» **Task details**
Search the entries for the word "X月X日" and pull out each line that has it.

▬▬▬

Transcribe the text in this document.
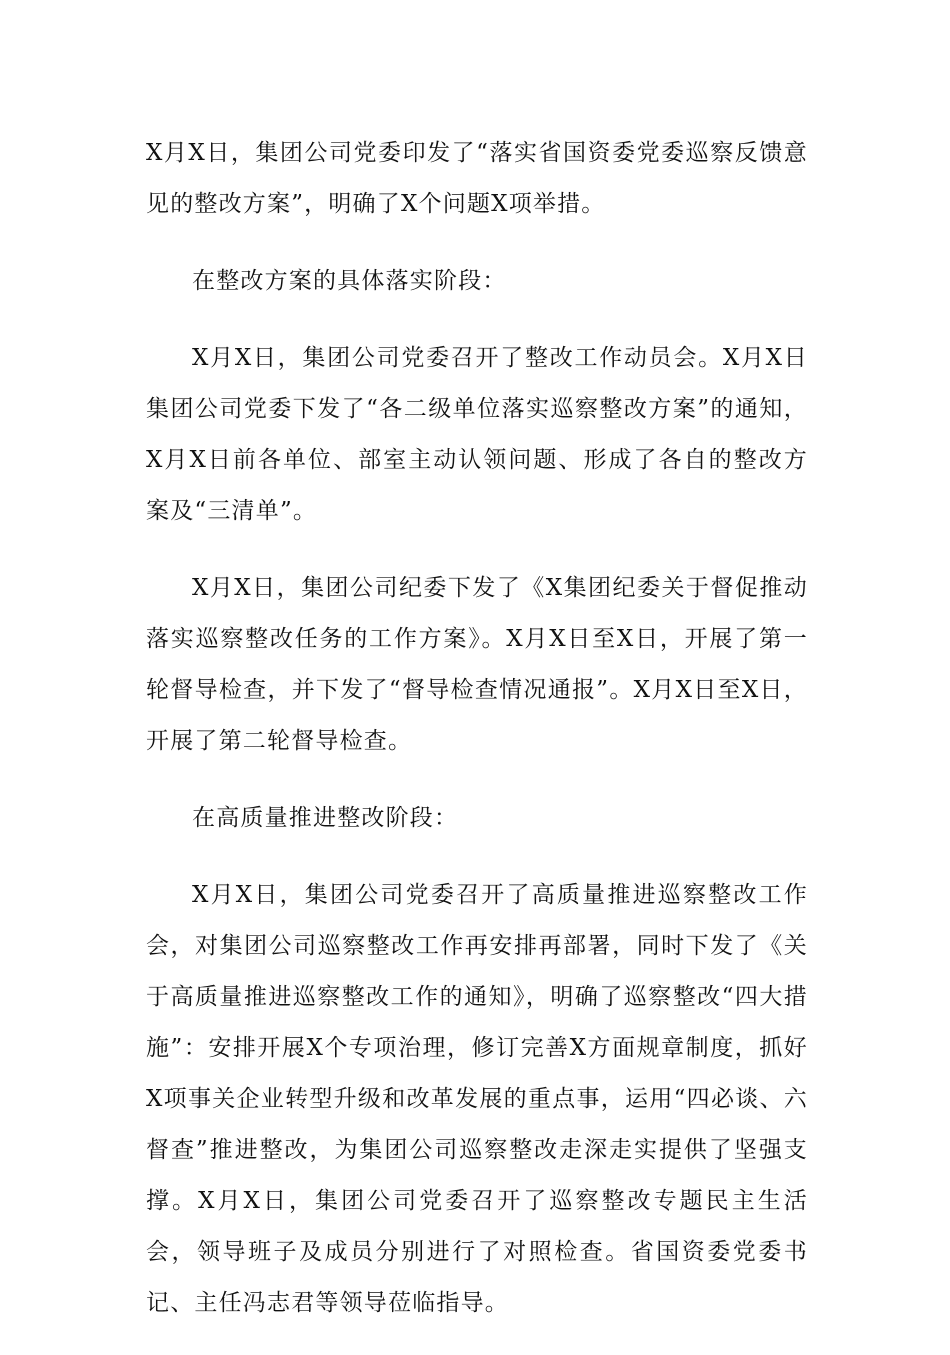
X月X日，集团公司党委印发了“落实省国资委党委巡察反馈意见的整改方案”，明确了X个问题X项举措。

在整改方案的具体落实阶段：

X月X日，集团公司党委召开了整改工作动员会。X月X日集团公司党委下发了“各二级单位落实巡察整改方案”的通知，X月X日前各单位、部室主动认领问题、形成了各自的整改方案及“三清单”。

X月X日，集团公司纪委下发了《X集团纪委关于督促推动落实巡察整改任务的工作方案》。X月X日至X日，开展了第一轮督导检查，并下发了“督导检查情况通报”。X月X日至X日，开展了第二轮督导检查。

在高质量推进整改阶段：

X月X日，集团公司党委召开了高质量推进巡察整改工作会，对集团公司巡察整改工作再安排再部署，同时下发了《关于高质量推进巡察整改工作的通知》，明确了巡察整改“四大措施”：安排开展X个专项治理，修订完善X方面规章制度，抓好X项事关企业转型升级和改革发展的重点事，运用“四必谈、六督查”推进整改，为集团公司巡察整改走深走实提供了坚强支撑。X月X日，集团公司党委召开了巡察整改专题民主生活会，领导班子及成员分别进行了对照检查。省国资委党委书记、主任冯志君等领导莅临指导。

▬▬▬

» **Exercise solution**
X月X日，集团公司党委印发了“落实省国资委党委巡察反馈意见的整改方案”，明确了X个问题X项举措。
X月X日，集团公司党委召开了整改工作动员会。X月X日集团公司党委下发了“各二级单位落实巡察整改方案”的通知，X月X日前各单位、部室主动认领问题、形成了各自的整改方案及“三清单”。
X月X日，集团公司纪委下发了《X集团纪委关于督促推动落实巡察整改任务的工作方案》。X月X日至X日，开展了第一轮督导检查，并下发了“督导检查情况通报”。X月X日至X日，开展了第二轮督导检查。
X月X日，集团公司党委召开了高质量推进巡察整改工作会，对集团公司巡察整改工作再安排再部署，同时下发了《关于高质量推进巡察整改工作的通知》，明确了巡察整改“四大措施”：安排开展X个专项治理，修订完善X方面规章制度，抓好X项事关企业转型升级和改革发展的重点事，运用“四必谈、六督查”推进整改，为集团公司巡察整改走深走实提供了坚强支撑。X月X日，集团公司党委召开了巡察整改专题民主生活会，领导班子及成员分别进行了对照检查。省国资委党委书记、主任冯志君等领导莅临指导。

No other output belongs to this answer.